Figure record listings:
──────────

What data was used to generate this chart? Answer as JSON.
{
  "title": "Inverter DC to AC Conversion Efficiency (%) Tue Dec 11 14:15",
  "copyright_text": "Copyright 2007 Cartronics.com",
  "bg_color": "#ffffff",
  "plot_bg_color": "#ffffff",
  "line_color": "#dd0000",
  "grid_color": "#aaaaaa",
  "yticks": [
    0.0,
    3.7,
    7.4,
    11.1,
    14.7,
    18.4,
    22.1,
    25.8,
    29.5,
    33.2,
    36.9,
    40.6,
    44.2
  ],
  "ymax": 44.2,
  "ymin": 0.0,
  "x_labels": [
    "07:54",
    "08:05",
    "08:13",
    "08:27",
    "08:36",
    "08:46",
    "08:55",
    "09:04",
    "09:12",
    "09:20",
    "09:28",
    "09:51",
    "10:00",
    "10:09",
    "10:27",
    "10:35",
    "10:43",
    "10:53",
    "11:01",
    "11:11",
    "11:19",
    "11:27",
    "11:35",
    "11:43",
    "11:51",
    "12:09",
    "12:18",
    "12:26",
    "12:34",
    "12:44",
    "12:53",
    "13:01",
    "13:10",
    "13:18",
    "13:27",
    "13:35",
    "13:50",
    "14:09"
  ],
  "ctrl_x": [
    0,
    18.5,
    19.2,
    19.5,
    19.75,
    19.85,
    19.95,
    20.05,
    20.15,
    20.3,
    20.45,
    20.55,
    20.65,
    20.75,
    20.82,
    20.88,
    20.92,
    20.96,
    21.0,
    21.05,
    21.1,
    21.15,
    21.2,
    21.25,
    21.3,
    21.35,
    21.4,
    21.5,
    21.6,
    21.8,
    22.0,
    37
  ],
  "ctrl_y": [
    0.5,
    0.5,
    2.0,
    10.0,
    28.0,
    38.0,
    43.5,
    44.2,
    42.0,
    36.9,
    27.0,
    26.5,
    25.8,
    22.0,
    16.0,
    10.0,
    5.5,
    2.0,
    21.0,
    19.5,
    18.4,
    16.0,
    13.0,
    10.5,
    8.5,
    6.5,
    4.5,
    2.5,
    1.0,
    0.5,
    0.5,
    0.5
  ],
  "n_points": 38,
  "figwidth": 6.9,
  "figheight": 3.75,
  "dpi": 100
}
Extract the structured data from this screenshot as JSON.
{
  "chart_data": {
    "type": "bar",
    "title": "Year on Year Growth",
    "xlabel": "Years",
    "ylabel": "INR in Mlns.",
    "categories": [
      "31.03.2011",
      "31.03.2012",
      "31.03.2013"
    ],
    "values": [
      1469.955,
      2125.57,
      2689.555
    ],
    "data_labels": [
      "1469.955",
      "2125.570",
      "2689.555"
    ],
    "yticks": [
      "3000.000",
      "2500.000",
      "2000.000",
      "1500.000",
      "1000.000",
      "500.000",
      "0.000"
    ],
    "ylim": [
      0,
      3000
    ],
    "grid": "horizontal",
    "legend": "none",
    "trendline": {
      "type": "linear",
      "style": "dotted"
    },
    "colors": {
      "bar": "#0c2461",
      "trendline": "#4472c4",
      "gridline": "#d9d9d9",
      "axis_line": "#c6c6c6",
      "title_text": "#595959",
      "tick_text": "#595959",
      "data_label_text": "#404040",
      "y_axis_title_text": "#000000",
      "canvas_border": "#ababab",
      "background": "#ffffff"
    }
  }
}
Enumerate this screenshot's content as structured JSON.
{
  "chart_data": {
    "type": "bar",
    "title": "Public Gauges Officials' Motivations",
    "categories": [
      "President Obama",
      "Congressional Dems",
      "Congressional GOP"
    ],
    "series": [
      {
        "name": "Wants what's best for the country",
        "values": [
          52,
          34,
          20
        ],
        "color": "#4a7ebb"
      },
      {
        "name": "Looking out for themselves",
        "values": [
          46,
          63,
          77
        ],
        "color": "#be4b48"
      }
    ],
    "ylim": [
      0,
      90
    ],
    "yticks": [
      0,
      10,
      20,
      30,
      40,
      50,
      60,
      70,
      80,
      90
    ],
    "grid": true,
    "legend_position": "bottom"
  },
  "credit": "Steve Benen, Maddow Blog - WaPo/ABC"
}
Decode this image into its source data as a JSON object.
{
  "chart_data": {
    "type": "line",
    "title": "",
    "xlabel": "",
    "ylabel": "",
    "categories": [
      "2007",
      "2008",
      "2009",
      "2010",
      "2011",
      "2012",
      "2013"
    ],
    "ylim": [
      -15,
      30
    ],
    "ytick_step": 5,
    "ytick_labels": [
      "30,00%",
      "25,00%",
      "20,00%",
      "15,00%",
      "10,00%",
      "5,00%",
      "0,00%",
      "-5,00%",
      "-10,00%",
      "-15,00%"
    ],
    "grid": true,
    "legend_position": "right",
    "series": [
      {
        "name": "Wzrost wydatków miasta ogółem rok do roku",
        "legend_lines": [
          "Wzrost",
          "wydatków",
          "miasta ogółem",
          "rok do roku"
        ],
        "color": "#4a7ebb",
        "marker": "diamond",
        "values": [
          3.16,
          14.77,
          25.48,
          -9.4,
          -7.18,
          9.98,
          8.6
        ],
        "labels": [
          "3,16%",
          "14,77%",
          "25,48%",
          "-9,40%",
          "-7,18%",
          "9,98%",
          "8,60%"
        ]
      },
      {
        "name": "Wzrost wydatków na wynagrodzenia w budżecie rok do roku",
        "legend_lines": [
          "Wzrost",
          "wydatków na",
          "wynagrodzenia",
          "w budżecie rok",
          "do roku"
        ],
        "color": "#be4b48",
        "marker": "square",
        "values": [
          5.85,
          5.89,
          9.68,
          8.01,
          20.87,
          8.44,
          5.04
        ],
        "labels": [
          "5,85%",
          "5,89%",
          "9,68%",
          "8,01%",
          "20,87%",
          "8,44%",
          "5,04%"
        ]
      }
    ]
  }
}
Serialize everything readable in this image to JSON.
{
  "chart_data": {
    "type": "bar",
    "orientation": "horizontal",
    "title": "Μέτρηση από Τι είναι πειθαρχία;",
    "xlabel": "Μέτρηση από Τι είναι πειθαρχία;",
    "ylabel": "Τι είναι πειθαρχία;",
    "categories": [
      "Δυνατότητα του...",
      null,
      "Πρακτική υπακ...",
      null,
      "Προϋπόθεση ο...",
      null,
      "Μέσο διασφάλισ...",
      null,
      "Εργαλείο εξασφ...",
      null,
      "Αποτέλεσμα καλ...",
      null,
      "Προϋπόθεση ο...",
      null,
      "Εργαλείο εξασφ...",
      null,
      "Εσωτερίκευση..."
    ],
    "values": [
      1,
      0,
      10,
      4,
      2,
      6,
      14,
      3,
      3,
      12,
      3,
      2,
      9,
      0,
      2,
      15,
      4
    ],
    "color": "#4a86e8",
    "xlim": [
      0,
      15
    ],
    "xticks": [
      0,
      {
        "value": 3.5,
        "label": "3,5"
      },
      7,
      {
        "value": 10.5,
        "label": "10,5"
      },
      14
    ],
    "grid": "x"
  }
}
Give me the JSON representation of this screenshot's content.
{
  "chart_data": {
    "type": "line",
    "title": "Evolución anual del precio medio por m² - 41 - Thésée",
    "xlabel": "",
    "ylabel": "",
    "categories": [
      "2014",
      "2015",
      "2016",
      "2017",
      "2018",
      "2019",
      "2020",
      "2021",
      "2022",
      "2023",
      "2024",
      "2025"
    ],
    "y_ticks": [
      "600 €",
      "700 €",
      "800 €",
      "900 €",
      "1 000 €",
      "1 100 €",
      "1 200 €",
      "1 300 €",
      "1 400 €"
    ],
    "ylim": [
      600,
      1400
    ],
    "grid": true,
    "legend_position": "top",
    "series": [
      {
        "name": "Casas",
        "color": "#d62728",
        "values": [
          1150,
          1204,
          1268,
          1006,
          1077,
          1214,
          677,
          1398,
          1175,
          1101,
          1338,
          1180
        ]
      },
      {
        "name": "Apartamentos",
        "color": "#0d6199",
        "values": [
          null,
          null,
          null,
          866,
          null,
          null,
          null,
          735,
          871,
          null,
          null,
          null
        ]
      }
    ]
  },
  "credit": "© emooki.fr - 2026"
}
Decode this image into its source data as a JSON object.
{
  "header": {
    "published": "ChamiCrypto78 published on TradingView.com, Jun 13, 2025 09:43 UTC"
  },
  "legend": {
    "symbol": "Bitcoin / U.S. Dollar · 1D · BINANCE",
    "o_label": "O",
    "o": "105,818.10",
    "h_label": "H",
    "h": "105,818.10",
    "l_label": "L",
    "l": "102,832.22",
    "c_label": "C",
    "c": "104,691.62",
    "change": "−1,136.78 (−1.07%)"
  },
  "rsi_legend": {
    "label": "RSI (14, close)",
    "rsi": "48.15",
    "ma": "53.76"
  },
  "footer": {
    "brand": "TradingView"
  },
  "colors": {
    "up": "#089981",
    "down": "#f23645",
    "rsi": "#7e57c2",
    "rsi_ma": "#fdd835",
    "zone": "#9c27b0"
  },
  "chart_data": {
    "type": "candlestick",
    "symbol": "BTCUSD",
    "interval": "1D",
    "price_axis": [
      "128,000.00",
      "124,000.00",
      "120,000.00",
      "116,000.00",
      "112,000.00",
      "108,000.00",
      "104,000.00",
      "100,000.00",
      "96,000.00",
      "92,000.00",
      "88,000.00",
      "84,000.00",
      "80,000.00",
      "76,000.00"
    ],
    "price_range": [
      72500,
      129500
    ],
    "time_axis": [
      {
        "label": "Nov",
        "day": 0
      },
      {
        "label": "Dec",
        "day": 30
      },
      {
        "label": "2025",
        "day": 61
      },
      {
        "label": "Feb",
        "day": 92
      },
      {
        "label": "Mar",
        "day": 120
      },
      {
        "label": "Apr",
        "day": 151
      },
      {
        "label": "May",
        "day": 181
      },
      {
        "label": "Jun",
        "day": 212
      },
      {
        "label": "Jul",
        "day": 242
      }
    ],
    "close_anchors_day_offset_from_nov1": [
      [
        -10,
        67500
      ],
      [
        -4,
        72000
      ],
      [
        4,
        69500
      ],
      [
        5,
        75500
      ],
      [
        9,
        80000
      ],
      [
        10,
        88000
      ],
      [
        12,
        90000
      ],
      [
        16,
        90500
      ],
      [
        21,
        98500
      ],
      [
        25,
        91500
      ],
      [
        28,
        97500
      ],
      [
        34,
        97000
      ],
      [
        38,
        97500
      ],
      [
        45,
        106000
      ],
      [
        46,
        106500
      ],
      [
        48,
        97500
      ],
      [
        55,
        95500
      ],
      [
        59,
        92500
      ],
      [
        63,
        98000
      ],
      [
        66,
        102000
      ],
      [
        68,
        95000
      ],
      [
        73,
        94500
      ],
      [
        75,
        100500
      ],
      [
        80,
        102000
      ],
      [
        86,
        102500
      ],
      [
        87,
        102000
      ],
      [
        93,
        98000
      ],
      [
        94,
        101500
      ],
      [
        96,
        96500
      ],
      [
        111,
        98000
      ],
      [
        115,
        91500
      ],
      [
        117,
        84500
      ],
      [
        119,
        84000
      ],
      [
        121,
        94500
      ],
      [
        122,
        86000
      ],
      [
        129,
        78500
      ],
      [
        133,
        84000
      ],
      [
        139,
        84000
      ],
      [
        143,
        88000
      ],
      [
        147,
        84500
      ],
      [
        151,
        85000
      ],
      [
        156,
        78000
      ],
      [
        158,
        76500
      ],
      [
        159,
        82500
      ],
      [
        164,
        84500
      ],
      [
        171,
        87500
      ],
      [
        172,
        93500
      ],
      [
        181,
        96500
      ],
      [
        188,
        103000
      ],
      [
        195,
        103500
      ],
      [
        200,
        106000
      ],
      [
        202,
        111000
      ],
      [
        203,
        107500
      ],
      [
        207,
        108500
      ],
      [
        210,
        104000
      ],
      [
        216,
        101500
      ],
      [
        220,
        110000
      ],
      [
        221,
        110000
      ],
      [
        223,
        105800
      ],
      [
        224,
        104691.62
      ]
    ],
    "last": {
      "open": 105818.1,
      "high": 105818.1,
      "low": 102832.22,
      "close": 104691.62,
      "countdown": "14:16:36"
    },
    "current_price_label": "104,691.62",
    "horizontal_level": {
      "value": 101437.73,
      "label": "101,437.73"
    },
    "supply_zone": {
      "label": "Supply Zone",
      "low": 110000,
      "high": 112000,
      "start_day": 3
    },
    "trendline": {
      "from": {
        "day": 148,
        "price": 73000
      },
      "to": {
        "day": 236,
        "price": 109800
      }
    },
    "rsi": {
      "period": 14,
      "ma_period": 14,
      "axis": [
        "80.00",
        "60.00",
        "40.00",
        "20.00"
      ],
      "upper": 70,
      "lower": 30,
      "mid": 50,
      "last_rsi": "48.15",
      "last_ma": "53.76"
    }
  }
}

──────────

- **WRITTEN EXERCISE**
Take every line containing the word "πειθαρχία" and copy it.

- **RESULT FOR THIS TASK**
    "title": "Μέτρηση από Τι είναι πειθαρχία;",
    "xlabel": "Μέτρηση από Τι είναι πειθαρχία;",
    "ylabel": "Τι είναι πειθαρχία;",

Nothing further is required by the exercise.